╭─ Available data

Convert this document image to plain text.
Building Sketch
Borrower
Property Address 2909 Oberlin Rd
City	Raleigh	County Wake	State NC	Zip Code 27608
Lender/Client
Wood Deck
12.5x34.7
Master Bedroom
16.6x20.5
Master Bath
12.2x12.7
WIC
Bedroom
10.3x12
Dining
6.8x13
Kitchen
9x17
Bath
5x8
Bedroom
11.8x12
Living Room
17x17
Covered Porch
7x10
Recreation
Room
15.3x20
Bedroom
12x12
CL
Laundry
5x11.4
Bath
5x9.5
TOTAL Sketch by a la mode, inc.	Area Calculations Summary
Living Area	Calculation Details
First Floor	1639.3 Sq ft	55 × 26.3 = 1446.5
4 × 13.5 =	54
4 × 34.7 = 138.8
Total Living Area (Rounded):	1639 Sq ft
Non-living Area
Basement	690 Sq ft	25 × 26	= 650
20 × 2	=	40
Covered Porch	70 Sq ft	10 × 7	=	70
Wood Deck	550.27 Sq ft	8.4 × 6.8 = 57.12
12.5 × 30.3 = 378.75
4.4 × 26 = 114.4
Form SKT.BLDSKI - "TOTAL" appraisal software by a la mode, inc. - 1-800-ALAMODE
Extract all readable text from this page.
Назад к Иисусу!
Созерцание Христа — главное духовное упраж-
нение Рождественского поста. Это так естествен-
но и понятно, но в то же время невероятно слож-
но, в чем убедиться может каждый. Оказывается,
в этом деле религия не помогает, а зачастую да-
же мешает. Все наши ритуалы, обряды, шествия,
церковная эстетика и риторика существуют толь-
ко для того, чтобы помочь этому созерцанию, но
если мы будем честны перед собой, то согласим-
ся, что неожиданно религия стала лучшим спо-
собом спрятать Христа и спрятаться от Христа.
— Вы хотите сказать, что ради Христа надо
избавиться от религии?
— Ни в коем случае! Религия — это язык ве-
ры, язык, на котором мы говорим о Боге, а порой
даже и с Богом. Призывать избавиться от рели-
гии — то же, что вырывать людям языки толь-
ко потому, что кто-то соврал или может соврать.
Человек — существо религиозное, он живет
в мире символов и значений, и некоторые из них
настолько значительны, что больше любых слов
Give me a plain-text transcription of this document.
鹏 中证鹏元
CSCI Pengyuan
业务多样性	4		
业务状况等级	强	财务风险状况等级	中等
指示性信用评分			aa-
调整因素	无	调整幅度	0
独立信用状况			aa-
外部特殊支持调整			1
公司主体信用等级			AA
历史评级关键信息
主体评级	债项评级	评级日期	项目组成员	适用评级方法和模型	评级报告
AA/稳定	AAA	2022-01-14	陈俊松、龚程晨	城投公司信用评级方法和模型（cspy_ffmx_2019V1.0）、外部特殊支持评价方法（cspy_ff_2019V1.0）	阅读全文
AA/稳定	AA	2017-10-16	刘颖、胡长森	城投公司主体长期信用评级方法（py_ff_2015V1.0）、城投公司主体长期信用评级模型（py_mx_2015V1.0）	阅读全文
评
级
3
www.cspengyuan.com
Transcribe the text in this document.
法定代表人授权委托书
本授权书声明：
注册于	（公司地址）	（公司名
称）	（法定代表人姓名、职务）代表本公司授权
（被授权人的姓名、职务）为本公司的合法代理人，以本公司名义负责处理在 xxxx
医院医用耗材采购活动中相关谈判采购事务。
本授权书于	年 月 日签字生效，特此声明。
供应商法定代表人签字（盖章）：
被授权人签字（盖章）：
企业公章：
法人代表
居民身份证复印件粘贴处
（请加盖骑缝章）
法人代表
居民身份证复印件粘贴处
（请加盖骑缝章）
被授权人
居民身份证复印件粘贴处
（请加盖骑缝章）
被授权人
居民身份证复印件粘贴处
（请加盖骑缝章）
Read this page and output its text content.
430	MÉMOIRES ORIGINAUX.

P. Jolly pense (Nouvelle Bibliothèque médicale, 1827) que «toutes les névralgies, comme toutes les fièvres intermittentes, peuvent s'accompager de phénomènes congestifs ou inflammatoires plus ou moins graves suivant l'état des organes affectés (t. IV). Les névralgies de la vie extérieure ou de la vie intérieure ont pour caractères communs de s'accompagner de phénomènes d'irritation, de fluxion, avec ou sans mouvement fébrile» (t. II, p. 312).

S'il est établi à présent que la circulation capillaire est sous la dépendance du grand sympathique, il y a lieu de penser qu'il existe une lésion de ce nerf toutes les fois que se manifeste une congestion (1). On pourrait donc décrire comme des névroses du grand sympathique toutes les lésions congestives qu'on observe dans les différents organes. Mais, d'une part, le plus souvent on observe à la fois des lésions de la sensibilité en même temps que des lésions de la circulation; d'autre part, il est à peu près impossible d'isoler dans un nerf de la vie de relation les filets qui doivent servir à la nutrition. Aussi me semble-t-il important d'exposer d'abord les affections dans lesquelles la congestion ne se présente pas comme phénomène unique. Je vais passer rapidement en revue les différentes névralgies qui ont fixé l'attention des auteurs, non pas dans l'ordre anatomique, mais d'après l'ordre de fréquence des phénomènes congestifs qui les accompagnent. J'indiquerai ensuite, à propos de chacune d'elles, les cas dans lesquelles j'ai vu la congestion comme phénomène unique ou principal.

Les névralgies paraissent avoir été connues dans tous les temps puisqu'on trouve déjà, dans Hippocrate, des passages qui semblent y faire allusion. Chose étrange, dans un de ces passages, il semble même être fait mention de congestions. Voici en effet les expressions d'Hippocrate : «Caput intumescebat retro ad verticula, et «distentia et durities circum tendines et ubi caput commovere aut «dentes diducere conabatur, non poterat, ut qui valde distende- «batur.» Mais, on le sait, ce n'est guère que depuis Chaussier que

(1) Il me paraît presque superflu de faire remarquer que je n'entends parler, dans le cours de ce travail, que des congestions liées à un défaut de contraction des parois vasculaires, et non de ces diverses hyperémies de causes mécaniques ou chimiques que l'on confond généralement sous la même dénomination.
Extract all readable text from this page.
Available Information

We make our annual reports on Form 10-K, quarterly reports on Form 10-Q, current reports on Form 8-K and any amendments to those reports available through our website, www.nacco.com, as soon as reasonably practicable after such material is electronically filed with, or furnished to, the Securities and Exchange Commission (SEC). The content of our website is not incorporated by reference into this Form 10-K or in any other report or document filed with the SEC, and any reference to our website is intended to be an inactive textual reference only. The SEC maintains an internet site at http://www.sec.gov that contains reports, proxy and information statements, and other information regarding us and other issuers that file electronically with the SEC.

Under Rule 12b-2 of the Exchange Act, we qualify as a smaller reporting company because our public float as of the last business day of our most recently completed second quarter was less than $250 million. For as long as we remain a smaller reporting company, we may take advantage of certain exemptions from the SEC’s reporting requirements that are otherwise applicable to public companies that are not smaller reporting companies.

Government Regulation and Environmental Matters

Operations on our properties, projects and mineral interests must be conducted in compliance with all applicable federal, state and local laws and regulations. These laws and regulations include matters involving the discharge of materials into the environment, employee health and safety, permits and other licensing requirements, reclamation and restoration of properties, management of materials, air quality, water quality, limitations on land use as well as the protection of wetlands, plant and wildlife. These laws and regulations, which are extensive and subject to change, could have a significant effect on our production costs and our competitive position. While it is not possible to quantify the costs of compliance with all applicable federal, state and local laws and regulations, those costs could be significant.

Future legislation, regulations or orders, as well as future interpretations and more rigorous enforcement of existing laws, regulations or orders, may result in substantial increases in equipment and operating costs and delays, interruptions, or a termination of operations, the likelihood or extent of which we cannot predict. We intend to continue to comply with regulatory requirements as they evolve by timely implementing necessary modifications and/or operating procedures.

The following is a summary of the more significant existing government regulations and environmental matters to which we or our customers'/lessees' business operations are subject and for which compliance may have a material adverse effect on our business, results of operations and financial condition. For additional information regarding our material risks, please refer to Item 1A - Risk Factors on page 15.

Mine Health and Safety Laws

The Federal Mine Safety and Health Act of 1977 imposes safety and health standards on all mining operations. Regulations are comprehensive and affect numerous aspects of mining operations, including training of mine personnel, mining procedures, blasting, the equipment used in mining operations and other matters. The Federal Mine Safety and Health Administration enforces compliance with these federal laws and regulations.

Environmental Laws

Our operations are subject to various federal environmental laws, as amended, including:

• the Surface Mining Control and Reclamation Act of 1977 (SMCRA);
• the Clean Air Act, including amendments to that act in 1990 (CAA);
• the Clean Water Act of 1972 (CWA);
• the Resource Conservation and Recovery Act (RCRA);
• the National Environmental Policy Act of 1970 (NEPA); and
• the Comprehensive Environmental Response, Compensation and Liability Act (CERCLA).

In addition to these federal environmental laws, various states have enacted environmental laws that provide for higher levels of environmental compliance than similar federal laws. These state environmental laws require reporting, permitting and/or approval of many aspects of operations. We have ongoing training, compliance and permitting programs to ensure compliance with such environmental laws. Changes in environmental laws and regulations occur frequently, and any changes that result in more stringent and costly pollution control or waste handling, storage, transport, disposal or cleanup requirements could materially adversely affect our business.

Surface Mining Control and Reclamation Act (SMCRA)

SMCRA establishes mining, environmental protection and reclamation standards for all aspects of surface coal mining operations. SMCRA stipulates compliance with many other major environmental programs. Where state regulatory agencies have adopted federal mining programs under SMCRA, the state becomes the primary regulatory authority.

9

╰─

**What you are asked to do:** Among the entries, how many lines contain the string "programs"? Give the number without anything else.

**Expected answer:** 2